Short problem
Write out each line from the data below that includes the word "Kongói".
— start —
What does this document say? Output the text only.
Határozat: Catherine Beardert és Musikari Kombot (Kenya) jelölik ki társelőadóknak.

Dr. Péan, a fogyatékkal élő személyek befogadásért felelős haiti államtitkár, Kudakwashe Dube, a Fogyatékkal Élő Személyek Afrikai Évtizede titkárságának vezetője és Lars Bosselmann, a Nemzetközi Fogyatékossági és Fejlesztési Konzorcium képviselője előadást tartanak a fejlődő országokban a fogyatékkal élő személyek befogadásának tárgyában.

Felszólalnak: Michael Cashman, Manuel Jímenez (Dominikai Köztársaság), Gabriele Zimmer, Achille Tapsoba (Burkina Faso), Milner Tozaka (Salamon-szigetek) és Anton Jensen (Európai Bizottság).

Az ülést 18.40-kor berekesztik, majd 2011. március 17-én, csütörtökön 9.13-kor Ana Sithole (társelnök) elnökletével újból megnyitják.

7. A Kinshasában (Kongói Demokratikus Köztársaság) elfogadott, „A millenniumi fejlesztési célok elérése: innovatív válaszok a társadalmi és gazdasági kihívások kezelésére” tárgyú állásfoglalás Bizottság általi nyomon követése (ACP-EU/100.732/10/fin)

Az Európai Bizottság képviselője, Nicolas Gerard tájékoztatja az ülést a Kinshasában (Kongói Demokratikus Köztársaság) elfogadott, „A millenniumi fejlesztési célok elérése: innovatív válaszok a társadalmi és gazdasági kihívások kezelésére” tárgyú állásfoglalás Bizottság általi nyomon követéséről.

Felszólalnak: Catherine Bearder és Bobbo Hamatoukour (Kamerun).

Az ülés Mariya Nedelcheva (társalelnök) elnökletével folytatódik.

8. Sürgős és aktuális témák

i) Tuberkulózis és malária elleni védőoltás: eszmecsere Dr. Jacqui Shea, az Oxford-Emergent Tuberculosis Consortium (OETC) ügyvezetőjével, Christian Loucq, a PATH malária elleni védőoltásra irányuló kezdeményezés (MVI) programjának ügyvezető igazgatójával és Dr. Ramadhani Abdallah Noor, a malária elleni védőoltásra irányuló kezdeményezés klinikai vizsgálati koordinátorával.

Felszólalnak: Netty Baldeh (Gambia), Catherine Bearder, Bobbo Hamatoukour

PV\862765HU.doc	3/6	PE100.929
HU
— end —
Solved problem
7. A Kinshasában (Kongói Demokratikus Köztársaság) elfogadott, „A millenniumi fejlesztési célok elérése: innovatív válaszok a társadalmi és gazdasági kihívások kezelésére” tárgyú állásfoglalás Bizottság általi nyomon követése (ACP-EU/100.732/10/fin)
Az Európai Bizottság képviselője, Nicolas Gerard tájékoztatja az ülést a Kinshasában (Kongói Demokratikus Köztársaság) elfogadott, „A millenniumi fejlesztési célok elérése: innovatív válaszok a társadalmi és gazdasági kihívások kezelésére” tárgyú állásfoglalás Bizottság általi nyomon követéséről.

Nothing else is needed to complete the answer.